#### TASK INPUT
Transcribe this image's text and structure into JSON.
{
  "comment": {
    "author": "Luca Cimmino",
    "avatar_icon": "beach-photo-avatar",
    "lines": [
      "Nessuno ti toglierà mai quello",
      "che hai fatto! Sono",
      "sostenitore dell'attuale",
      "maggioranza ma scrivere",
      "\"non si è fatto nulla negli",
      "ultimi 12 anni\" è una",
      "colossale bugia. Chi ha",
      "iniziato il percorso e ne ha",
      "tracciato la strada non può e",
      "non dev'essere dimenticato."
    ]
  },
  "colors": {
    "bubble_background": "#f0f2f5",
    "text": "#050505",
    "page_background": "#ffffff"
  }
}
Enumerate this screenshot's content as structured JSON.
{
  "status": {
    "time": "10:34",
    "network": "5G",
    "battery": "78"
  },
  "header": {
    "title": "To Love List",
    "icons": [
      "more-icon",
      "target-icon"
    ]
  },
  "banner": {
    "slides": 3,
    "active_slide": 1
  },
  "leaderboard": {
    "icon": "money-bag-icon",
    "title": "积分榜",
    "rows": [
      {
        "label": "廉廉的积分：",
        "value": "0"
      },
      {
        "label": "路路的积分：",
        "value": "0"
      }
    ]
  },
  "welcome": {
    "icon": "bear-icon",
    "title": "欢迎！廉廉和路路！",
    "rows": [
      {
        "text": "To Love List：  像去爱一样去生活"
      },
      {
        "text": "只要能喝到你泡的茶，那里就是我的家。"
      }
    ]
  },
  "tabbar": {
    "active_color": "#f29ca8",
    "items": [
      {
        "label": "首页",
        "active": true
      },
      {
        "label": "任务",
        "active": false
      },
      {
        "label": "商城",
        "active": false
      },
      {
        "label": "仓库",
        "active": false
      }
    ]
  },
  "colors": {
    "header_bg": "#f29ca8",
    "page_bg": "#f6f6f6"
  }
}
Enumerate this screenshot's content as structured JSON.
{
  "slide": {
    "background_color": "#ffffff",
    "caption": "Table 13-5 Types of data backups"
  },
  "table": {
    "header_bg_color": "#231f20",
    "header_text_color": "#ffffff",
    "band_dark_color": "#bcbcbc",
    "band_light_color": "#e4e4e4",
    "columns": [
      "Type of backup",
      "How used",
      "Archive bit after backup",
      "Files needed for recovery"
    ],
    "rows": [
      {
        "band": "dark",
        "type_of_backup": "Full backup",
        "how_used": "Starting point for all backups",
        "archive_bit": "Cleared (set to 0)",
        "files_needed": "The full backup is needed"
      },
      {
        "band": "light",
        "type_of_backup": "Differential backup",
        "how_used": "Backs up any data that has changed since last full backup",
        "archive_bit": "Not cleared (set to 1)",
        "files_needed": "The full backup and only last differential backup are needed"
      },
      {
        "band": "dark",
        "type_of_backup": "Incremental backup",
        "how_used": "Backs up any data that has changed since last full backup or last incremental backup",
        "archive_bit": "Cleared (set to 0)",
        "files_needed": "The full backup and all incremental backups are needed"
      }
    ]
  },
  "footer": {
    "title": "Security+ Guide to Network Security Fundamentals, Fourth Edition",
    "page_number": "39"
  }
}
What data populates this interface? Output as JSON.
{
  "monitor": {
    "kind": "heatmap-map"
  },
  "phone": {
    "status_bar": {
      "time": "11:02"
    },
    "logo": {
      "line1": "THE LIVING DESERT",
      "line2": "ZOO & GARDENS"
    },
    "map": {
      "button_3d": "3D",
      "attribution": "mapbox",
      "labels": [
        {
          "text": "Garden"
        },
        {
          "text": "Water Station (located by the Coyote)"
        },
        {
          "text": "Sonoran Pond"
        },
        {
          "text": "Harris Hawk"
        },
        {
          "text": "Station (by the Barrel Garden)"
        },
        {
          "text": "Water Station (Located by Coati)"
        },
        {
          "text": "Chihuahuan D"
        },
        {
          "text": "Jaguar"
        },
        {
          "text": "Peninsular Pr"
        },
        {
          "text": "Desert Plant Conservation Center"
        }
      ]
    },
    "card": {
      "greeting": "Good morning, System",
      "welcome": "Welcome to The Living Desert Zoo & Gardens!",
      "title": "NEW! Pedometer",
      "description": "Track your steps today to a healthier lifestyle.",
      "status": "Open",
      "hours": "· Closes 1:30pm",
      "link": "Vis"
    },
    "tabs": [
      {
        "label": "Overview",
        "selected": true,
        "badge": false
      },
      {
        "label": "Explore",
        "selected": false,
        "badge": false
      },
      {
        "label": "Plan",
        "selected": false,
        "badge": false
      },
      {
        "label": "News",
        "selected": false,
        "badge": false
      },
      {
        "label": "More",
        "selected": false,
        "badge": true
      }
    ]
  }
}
########
WRITTEN TASK>
Give back the data above exactly as it appears.

TASK RESULT>
Transcribe this image's text and structure into JSON.
{
  "comment": {
    "author": "Luca Cimmino",
    "avatar_icon": "beach-photo-avatar",
    "lines": [
      "Nessuno ti toglierà mai quello",
      "che hai fatto! Sono",
      "sostenitore dell'attuale",
      "maggioranza ma scrivere",
      "\"non si è fatto nulla negli",
      "ultimi 12 anni\" è una",
      "colossale bugia. Chi ha",
      "iniziato il percorso e ne ha",
      "tracciato la strada non può e",
      "non dev'essere dimenticato."
    ]
  },
  "colors": {
    "bubble_background": "#f0f2f5",
    "text": "#050505",
    "page_background": "#ffffff"
  }
}
Enumerate this screenshot's content as structured JSON.
{
  "status": {
    "time": "10:34",
    "network": "5G",
    "battery": "78"
  },
  "header": {
    "title": "To Love List",
    "icons": [
      "more-icon",
      "target-icon"
    ]
  },
  "banner": {
    "slides": 3,
    "active_slide": 1
  },
  "leaderboard": {
    "icon": "money-bag-icon",
    "title": "积分榜",
    "rows": [
      {
        "label": "廉廉的积分：",
        "value": "0"
      },
      {
        "label": "路路的积分：",
        "value": "0"
      }
    ]
  },
  "welcome": {
    "icon": "bear-icon",
    "title": "欢迎！廉廉和路路！",
    "rows": [
      {
        "text": "To Love List：  像去爱一样去生活"
      },
      {
        "text": "只要能喝到你泡的茶，那里就是我的家。"
      }
    ]
  },
  "tabbar": {
    "active_color": "#f29ca8",
    "items": [
      {
        "label": "首页",
        "active": true
      },
      {
        "label": "任务",
        "active": false
      },
      {
        "label": "商城",
        "active": false
      },
      {
        "label": "仓库",
        "active": false
      }
    ]
  },
  "colors": {
    "header_bg": "#f29ca8",
    "page_bg": "#f6f6f6"
  }
}
Enumerate this screenshot's content as structured JSON.
{
  "slide": {
    "background_color": "#ffffff",
    "caption": "Table 13-5 Types of data backups"
  },
  "table": {
    "header_bg_color": "#231f20",
    "header_text_color": "#ffffff",
    "band_dark_color": "#bcbcbc",
    "band_light_color": "#e4e4e4",
    "columns": [
      "Type of backup",
      "How used",
      "Archive bit after backup",
      "Files needed for recovery"
    ],
    "rows": [
      {
        "band": "dark",
        "type_of_backup": "Full backup",
        "how_used": "Starting point for all backups",
        "archive_bit": "Cleared (set to 0)",
        "files_needed": "The full backup is needed"
      },
      {
        "band": "light",
        "type_of_backup": "Differential backup",
        "how_used": "Backs up any data that has changed since last full backup",
        "archive_bit": "Not cleared (set to 1)",
        "files_needed": "The full backup and only last differential backup are needed"
      },
      {
        "band": "dark",
        "type_of_backup": "Incremental backup",
        "how_used": "Backs up any data that has changed since last full backup or last incremental backup",
        "archive_bit": "Cleared (set to 0)",
        "files_needed": "The full backup and all incremental backups are needed"
      }
    ]
  },
  "footer": {
    "title": "Security+ Guide to Network Security Fundamentals, Fourth Edition",
    "page_number": "39"
  }
}
What data populates this interface? Output as JSON.
{
  "monitor": {
    "kind": "heatmap-map"
  },
  "phone": {
    "status_bar": {
      "time": "11:02"
    },
    "logo": {
      "line1": "THE LIVING DESERT",
      "line2": "ZOO & GARDENS"
    },
    "map": {
      "button_3d": "3D",
      "attribution": "mapbox",
      "labels": [
        {
          "text": "Garden"
        },
        {
          "text": "Water Station (located by the Coyote)"
        },
        {
          "text": "Sonoran Pond"
        },
        {
          "text": "Harris Hawk"
        },
        {
          "text": "Station (by the Barrel Garden)"
        },
        {
          "text": "Water Station (Located by Coati)"
        },
        {
          "text": "Chihuahuan D"
        },
        {
          "text": "Jaguar"
        },
        {
          "text": "Peninsular Pr"
        },
        {
          "text": "Desert Plant Conservation Center"
        }
      ]
    },
    "card": {
      "greeting": "Good morning, System",
      "welcome": "Welcome to The Living Desert Zoo & Gardens!",
      "title": "NEW! Pedometer",
      "description": "Track your steps today to a healthier lifestyle.",
      "status": "Open",
      "hours": "· Closes 1:30pm",
      "link": "Vis"
    },
    "tabs": [
      {
        "label": "Overview",
        "selected": true,
        "badge": false
      },
      {
        "label": "Explore",
        "selected": false,
        "badge": false
      },
      {
        "label": "Plan",
        "selected": false,
        "badge": false
      },
      {
        "label": "News",
        "selected": false,
        "badge": false
      },
      {
        "label": "More",
        "selected": false,
        "badge": true
      }
    ]
  }
}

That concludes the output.